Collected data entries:
★ ★ ★ ★ ★ ★ ★
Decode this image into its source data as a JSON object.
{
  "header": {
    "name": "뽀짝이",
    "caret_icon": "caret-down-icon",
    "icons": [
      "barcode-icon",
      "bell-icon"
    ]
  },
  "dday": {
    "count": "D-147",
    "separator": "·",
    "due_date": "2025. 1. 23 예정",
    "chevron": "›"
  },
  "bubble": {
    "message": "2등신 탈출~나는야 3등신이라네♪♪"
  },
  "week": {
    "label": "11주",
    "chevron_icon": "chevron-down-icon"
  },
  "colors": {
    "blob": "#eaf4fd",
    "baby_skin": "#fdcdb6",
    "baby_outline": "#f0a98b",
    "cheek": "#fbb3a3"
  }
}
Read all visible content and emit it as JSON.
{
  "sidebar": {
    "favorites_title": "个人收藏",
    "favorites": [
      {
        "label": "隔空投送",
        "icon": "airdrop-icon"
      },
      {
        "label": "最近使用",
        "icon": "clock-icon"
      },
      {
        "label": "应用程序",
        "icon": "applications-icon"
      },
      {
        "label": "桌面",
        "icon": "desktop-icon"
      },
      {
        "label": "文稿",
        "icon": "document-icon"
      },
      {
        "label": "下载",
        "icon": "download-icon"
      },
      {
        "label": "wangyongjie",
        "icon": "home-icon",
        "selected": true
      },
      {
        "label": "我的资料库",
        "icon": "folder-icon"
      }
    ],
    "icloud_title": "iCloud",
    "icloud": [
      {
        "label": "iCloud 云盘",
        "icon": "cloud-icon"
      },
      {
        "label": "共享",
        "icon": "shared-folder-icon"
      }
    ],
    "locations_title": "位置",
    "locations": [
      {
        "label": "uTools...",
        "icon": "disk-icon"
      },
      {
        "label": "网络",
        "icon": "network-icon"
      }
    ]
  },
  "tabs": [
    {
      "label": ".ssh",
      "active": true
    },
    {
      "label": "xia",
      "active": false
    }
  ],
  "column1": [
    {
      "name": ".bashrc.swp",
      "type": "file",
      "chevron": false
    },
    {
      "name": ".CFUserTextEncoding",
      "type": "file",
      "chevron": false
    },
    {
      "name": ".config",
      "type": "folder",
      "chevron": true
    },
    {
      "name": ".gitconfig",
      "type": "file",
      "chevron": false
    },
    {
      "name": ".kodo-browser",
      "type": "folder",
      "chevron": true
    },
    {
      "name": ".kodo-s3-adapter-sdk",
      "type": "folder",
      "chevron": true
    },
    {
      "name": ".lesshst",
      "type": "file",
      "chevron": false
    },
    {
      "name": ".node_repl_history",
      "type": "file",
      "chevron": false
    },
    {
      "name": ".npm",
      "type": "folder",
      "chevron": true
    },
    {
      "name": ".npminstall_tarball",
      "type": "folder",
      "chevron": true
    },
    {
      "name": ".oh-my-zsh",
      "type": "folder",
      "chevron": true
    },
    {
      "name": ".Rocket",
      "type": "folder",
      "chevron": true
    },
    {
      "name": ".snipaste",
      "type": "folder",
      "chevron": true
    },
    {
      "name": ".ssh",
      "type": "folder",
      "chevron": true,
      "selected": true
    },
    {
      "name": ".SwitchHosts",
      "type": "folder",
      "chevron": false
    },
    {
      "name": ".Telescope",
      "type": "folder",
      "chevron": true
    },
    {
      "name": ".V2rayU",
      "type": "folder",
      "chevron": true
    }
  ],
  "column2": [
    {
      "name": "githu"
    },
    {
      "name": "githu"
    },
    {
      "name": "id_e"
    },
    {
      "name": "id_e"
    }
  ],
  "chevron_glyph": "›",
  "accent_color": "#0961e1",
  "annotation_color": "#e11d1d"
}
★ ★ ★ ★ ★ ★ ★
• **The problem**
Produce an exact copy of all the records.

• **Exercise output**
Decode this image into its source data as a JSON object.
{
  "header": {
    "name": "뽀짝이",
    "caret_icon": "caret-down-icon",
    "icons": [
      "barcode-icon",
      "bell-icon"
    ]
  },
  "dday": {
    "count": "D-147",
    "separator": "·",
    "due_date": "2025. 1. 23 예정",
    "chevron": "›"
  },
  "bubble": {
    "message": "2등신 탈출~나는야 3등신이라네♪♪"
  },
  "week": {
    "label": "11주",
    "chevron_icon": "chevron-down-icon"
  },
  "colors": {
    "blob": "#eaf4fd",
    "baby_skin": "#fdcdb6",
    "baby_outline": "#f0a98b",
    "cheek": "#fbb3a3"
  }
}
Read all visible content and emit it as JSON.
{
  "sidebar": {
    "favorites_title": "个人收藏",
    "favorites": [
      {
        "label": "隔空投送",
        "icon": "airdrop-icon"
      },
      {
        "label": "最近使用",
        "icon": "clock-icon"
      },
      {
        "label": "应用程序",
        "icon": "applications-icon"
      },
      {
        "label": "桌面",
        "icon": "desktop-icon"
      },
      {
        "label": "文稿",
        "icon": "document-icon"
      },
      {
        "label": "下载",
        "icon": "download-icon"
      },
      {
        "label": "wangyongjie",
        "icon": "home-icon",
        "selected": true
      },
      {
        "label": "我的资料库",
        "icon": "folder-icon"
      }
    ],
    "icloud_title": "iCloud",
    "icloud": [
      {
        "label": "iCloud 云盘",
        "icon": "cloud-icon"
      },
      {
        "label": "共享",
        "icon": "shared-folder-icon"
      }
    ],
    "locations_title": "位置",
    "locations": [
      {
        "label": "uTools...",
        "icon": "disk-icon"
      },
      {
        "label": "网络",
        "icon": "network-icon"
      }
    ]
  },
  "tabs": [
    {
      "label": ".ssh",
      "active": true
    },
    {
      "label": "xia",
      "active": false
    }
  ],
  "column1": [
    {
      "name": ".bashrc.swp",
      "type": "file",
      "chevron": false
    },
    {
      "name": ".CFUserTextEncoding",
      "type": "file",
      "chevron": false
    },
    {
      "name": ".config",
      "type": "folder",
      "chevron": true
    },
    {
      "name": ".gitconfig",
      "type": "file",
      "chevron": false
    },
    {
      "name": ".kodo-browser",
      "type": "folder",
      "chevron": true
    },
    {
      "name": ".kodo-s3-adapter-sdk",
      "type": "folder",
      "chevron": true
    },
    {
      "name": ".lesshst",
      "type": "file",
      "chevron": false
    },
    {
      "name": ".node_repl_history",
      "type": "file",
      "chevron": false
    },
    {
      "name": ".npm",
      "type": "folder",
      "chevron": true
    },
    {
      "name": ".npminstall_tarball",
      "type": "folder",
      "chevron": true
    },
    {
      "name": ".oh-my-zsh",
      "type": "folder",
      "chevron": true
    },
    {
      "name": ".Rocket",
      "type": "folder",
      "chevron": true
    },
    {
      "name": ".snipaste",
      "type": "folder",
      "chevron": true
    },
    {
      "name": ".ssh",
      "type": "folder",
      "chevron": true,
      "selected": true
    },
    {
      "name": ".SwitchHosts",
      "type": "folder",
      "chevron": false
    },
    {
      "name": ".Telescope",
      "type": "folder",
      "chevron": true
    },
    {
      "name": ".V2rayU",
      "type": "folder",
      "chevron": true
    }
  ],
  "column2": [
    {
      "name": "githu"
    },
    {
      "name": "githu"
    },
    {
      "name": "id_e"
    },
    {
      "name": "id_e"
    }
  ],
  "chevron_glyph": "›",
  "accent_color": "#0961e1",
  "annotation_color": "#e11d1d"
}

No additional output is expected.